EXERCISE REQUIREMENTS - Every line below is to be quoted exactly, with nothing added or dropped.

PROVIDED DATA -
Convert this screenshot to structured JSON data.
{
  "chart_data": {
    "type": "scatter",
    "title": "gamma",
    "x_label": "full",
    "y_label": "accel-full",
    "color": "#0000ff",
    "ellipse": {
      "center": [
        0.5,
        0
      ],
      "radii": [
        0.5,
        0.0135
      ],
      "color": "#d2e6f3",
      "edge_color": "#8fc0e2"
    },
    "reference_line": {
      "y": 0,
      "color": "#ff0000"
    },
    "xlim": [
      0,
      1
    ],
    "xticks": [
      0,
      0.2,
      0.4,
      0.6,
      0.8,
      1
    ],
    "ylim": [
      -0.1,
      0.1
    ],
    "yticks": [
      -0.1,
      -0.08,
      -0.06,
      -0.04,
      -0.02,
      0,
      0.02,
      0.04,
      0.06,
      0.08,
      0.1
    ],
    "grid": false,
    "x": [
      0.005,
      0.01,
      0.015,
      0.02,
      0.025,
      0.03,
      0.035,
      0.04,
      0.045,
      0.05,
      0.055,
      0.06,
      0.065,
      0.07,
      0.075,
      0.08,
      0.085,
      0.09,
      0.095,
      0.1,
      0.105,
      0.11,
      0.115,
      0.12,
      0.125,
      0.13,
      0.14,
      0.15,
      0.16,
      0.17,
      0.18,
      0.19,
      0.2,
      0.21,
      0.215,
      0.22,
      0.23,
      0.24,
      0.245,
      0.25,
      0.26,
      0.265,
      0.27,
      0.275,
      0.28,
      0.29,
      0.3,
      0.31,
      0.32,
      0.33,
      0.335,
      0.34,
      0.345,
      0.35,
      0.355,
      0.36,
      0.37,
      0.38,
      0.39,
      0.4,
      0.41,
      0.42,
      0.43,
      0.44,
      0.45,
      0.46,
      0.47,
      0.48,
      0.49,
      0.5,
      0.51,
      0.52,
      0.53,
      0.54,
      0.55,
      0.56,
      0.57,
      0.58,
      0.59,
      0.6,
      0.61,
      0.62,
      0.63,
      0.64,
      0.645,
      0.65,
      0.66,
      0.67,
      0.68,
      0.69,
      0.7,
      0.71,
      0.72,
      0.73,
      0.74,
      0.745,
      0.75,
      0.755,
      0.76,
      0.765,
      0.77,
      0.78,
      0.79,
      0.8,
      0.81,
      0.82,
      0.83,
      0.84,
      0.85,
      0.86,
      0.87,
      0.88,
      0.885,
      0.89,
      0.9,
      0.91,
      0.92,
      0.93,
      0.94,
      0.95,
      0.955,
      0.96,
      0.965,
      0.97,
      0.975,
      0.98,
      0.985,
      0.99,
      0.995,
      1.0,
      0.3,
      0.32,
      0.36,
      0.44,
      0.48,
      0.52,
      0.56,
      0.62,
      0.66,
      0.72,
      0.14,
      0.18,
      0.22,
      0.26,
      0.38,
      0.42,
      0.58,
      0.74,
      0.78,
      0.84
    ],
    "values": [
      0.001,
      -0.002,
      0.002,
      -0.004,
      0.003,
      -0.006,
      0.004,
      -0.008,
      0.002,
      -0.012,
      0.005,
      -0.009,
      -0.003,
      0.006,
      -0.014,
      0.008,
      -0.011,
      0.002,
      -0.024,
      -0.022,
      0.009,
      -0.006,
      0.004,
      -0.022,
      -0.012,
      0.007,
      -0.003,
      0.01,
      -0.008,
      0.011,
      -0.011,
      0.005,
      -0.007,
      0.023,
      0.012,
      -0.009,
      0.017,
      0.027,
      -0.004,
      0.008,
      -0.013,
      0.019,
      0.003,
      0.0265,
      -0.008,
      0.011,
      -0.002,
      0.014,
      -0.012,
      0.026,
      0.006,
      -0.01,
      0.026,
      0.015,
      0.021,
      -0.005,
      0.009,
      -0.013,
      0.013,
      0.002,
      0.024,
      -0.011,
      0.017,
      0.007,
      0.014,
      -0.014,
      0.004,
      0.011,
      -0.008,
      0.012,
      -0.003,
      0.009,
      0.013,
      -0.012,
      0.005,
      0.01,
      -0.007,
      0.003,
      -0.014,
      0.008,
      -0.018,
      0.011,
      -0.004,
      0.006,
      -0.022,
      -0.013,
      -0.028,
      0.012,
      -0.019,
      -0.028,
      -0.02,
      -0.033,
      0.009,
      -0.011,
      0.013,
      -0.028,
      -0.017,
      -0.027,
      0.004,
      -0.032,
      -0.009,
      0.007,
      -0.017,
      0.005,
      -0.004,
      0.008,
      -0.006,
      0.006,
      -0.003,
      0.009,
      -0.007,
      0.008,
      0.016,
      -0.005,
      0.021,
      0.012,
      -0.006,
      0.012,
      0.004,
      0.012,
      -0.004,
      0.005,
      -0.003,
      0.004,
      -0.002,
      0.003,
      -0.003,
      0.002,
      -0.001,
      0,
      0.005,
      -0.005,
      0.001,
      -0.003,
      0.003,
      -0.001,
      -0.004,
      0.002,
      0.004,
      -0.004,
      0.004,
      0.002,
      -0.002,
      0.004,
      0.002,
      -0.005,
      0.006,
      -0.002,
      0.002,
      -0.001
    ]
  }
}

IN RESPONSE -
Convert this screenshot to structured JSON data.
{
  "chart_data": {
    "type": "scatter",
    "title": "gamma",
    "x_label": "full",
    "y_label": "accel-full",
    "color": "#0000ff",
    "ellipse": {
      "center": [
        0.5,
        0
      ],
      "radii": [
        0.5,
        0.0135
      ],
      "color": "#d2e6f3",
      "edge_color": "#8fc0e2"
    },
    "reference_line": {
      "y": 0,
      "color": "#ff0000"
    },
    "xlim": [
      0,
      1
    ],
    "xticks": [
      0,
      0.2,
      0.4,
      0.6,
      0.8,
      1
    ],
    "ylim": [
      -0.1,
      0.1
    ],
    "yticks": [
      -0.1,
      -0.08,
      -0.06,
      -0.04,
      -0.02,
      0,
      0.02,
      0.04,
      0.06,
      0.08,
      0.1
    ],
    "grid": false,
    "x": [
      0.005,
      0.01,
      0.015,
      0.02,
      0.025,
      0.03,
      0.035,
      0.04,
      0.045,
      0.05,
      0.055,
      0.06,
      0.065,
      0.07,
      0.075,
      0.08,
      0.085,
      0.09,
      0.095,
      0.1,
      0.105,
      0.11,
      0.115,
      0.12,
      0.125,
      0.13,
      0.14,
      0.15,
      0.16,
      0.17,
      0.18,
      0.19,
      0.2,
      0.21,
      0.215,
      0.22,
      0.23,
      0.24,
      0.245,
      0.25,
      0.26,
      0.265,
      0.27,
      0.275,
      0.28,
      0.29,
      0.3,
      0.31,
      0.32,
      0.33,
      0.335,
      0.34,
      0.345,
      0.35,
      0.355,
      0.36,
      0.37,
      0.38,
      0.39,
      0.4,
      0.41,
      0.42,
      0.43,
      0.44,
      0.45,
      0.46,
      0.47,
      0.48,
      0.49,
      0.5,
      0.51,
      0.52,
      0.53,
      0.54,
      0.55,
      0.56,
      0.57,
      0.58,
      0.59,
      0.6,
      0.61,
      0.62,
      0.63,
      0.64,
      0.645,
      0.65,
      0.66,
      0.67,
      0.68,
      0.69,
      0.7,
      0.71,
      0.72,
      0.73,
      0.74,
      0.745,
      0.75,
      0.755,
      0.76,
      0.765,
      0.77,
      0.78,
      0.79,
      0.8,
      0.81,
      0.82,
      0.83,
      0.84,
      0.85,
      0.86,
      0.87,
      0.88,
      0.885,
      0.89,
      0.9,
      0.91,
      0.92,
      0.93,
      0.94,
      0.95,
      0.955,
      0.96,
      0.965,
      0.97,
      0.975,
      0.98,
      0.985,
      0.99,
      0.995,
      1.0,
      0.3,
      0.32,
      0.36,
      0.44,
      0.48,
      0.52,
      0.56,
      0.62,
      0.66,
      0.72,
      0.14,
      0.18,
      0.22,
      0.26,
      0.38,
      0.42,
      0.58,
      0.74,
      0.78,
      0.84
    ],
    "values": [
      0.001,
      -0.002,
      0.002,
      -0.004,
      0.003,
      -0.006,
      0.004,
      -0.008,
      0.002,
      -0.012,
      0.005,
      -0.009,
      -0.003,
      0.006,
      -0.014,
      0.008,
      -0.011,
      0.002,
      -0.024,
      -0.022,
      0.009,
      -0.006,
      0.004,
      -0.022,
      -0.012,
      0.007,
      -0.003,
      0.01,
      -0.008,
      0.011,
      -0.011,
      0.005,
      -0.007,
      0.023,
      0.012,
      -0.009,
      0.017,
      0.027,
      -0.004,
      0.008,
      -0.013,
      0.019,
      0.003,
      0.0265,
      -0.008,
      0.011,
      -0.002,
      0.014,
      -0.012,
      0.026,
      0.006,
      -0.01,
      0.026,
      0.015,
      0.021,
      -0.005,
      0.009,
      -0.013,
      0.013,
      0.002,
      0.024,
      -0.011,
      0.017,
      0.007,
      0.014,
      -0.014,
      0.004,
      0.011,
      -0.008,
      0.012,
      -0.003,
      0.009,
      0.013,
      -0.012,
      0.005,
      0.01,
      -0.007,
      0.003,
      -0.014,
      0.008,
      -0.018,
      0.011,
      -0.004,
      0.006,
      -0.022,
      -0.013,
      -0.028,
      0.012,
      -0.019,
      -0.028,
      -0.02,
      -0.033,
      0.009,
      -0.011,
      0.013,
      -0.028,
      -0.017,
      -0.027,
      0.004,
      -0.032,
      -0.009,
      0.007,
      -0.017,
      0.005,
      -0.004,
      0.008,
      -0.006,
      0.006,
      -0.003,
      0.009,
      -0.007,
      0.008,
      0.016,
      -0.005,
      0.021,
      0.012,
      -0.006,
      0.012,
      0.004,
      0.012,
      -0.004,
      0.005,
      -0.003,
      0.004,
      -0.002,
      0.003,
      -0.003,
      0.002,
      -0.001,
      0,
      0.005,
      -0.005,
      0.001,
      -0.003,
      0.003,
      -0.001,
      -0.004,
      0.002,
      0.004,
      -0.004,
      0.004,
      0.002,
      -0.002,
      0.004,
      0.002,
      -0.005,
      0.006,
      -0.002,
      0.002,
      -0.001
    ]
  }
}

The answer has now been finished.